• Direction: Find and copy each line of the records where the string "structured" shows up.
—————
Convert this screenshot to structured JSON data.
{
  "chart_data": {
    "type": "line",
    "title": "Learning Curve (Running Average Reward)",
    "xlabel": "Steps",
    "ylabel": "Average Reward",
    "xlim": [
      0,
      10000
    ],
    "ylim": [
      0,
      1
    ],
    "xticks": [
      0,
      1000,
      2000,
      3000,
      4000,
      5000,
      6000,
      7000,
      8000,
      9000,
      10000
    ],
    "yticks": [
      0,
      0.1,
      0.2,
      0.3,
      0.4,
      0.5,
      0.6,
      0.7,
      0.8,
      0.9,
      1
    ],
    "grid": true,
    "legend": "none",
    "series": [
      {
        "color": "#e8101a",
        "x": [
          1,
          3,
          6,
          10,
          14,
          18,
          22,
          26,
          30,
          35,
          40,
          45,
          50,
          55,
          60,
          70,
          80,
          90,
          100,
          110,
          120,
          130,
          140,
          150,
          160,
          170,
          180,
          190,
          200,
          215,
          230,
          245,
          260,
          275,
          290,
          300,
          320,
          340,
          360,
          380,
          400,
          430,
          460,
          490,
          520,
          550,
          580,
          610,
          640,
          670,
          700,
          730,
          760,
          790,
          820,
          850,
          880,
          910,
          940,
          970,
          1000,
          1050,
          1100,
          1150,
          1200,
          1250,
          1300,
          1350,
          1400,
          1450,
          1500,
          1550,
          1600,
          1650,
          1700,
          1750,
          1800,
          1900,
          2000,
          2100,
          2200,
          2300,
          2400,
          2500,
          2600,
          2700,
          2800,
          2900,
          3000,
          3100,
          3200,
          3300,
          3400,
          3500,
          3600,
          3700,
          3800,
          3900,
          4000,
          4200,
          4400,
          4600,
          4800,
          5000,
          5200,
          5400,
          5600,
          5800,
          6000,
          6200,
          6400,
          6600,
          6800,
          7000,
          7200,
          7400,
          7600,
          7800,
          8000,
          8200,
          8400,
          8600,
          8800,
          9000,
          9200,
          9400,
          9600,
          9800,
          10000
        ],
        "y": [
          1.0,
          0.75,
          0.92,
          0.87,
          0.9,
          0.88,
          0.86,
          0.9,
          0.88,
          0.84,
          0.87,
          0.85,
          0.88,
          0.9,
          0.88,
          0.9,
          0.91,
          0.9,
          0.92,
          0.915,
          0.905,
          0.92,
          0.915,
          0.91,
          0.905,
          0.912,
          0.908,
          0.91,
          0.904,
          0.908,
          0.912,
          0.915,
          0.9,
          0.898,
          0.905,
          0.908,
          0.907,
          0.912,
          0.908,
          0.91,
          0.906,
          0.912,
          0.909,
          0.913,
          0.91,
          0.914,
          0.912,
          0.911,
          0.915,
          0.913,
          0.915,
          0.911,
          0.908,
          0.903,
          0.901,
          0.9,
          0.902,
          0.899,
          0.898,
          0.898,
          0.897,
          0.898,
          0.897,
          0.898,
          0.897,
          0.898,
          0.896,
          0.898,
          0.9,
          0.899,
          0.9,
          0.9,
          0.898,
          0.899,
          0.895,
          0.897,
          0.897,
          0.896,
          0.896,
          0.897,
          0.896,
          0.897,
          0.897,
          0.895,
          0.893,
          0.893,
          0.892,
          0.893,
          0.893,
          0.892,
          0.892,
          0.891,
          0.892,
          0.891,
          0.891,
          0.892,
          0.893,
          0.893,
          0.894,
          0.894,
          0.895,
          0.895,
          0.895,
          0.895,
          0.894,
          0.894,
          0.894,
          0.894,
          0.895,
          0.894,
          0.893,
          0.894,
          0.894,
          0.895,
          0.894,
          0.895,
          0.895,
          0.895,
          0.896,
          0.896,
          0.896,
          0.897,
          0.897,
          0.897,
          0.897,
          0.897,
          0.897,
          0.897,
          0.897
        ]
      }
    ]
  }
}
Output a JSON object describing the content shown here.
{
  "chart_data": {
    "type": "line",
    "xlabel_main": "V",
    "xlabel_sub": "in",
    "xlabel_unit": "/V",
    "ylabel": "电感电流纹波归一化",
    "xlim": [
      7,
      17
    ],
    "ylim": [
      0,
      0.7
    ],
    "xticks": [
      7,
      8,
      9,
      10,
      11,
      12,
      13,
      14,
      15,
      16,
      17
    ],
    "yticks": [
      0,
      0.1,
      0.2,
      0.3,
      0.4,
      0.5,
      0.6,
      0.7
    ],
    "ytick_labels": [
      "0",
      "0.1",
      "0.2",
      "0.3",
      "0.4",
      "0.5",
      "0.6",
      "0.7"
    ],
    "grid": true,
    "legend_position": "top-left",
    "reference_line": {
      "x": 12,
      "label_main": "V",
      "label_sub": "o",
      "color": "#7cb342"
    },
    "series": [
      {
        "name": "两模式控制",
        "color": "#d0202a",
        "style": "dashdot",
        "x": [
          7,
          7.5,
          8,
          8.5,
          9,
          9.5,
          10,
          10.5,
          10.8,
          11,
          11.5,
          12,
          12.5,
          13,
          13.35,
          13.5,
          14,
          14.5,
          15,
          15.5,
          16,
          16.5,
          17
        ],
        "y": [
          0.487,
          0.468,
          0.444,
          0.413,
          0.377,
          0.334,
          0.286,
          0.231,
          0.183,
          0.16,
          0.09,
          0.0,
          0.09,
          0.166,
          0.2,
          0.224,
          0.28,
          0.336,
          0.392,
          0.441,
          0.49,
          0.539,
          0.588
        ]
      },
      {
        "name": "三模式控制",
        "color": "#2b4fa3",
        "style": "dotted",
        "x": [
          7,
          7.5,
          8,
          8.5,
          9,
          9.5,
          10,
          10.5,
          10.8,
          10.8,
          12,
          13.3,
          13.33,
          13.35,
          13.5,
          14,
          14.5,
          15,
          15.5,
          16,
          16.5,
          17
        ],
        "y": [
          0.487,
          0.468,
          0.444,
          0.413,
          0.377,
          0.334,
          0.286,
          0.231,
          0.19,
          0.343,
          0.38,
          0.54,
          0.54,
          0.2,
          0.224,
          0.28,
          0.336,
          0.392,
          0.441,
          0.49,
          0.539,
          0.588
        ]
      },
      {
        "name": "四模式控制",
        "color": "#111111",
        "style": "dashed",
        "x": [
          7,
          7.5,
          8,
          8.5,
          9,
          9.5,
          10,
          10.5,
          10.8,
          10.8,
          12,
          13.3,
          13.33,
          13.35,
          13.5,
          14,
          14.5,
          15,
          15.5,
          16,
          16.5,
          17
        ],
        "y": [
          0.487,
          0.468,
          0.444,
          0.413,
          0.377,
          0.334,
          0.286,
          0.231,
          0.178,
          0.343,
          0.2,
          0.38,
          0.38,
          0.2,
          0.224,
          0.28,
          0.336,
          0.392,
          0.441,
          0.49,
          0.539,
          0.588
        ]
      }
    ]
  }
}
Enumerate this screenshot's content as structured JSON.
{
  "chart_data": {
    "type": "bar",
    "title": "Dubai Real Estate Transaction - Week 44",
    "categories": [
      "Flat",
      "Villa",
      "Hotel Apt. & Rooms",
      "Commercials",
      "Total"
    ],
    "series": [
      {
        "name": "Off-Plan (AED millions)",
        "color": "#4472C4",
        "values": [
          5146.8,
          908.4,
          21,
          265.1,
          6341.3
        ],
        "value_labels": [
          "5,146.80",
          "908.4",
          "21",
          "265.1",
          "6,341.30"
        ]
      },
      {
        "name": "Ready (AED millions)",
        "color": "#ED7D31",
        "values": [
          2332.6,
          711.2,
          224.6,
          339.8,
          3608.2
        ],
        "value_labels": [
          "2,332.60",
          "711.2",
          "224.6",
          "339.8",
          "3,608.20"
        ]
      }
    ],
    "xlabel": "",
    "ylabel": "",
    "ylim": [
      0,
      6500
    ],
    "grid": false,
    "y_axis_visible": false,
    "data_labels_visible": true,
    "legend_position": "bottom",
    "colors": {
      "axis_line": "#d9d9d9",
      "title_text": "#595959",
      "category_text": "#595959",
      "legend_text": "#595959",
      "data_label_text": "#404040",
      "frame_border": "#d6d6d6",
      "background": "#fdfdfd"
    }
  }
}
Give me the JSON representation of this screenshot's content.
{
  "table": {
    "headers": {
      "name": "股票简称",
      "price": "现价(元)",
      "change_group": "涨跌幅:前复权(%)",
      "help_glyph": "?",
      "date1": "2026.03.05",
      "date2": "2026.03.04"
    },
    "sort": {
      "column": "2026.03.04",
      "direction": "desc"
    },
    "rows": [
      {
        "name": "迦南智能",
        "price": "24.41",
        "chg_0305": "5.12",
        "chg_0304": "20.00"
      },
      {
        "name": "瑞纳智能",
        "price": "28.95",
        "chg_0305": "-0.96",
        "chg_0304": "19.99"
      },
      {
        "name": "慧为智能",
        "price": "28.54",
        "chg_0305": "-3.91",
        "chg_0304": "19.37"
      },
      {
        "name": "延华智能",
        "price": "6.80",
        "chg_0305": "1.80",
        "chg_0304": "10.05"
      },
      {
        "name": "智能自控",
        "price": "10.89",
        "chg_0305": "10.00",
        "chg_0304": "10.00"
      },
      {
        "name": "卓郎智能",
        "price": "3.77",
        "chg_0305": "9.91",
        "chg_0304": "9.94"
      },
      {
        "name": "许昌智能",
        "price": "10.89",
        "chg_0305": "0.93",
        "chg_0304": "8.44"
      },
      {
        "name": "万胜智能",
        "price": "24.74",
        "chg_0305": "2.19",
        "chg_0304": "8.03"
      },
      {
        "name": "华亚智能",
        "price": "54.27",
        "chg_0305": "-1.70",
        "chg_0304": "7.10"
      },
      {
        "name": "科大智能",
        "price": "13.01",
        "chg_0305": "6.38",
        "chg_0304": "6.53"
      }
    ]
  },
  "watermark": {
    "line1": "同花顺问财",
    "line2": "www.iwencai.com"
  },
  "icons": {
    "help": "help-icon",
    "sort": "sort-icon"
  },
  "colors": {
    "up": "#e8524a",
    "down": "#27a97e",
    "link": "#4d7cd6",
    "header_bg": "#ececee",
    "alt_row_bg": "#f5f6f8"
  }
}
—————
• Solution:
Convert this screenshot to structured JSON data.
Enumerate this screenshot's content as structured JSON.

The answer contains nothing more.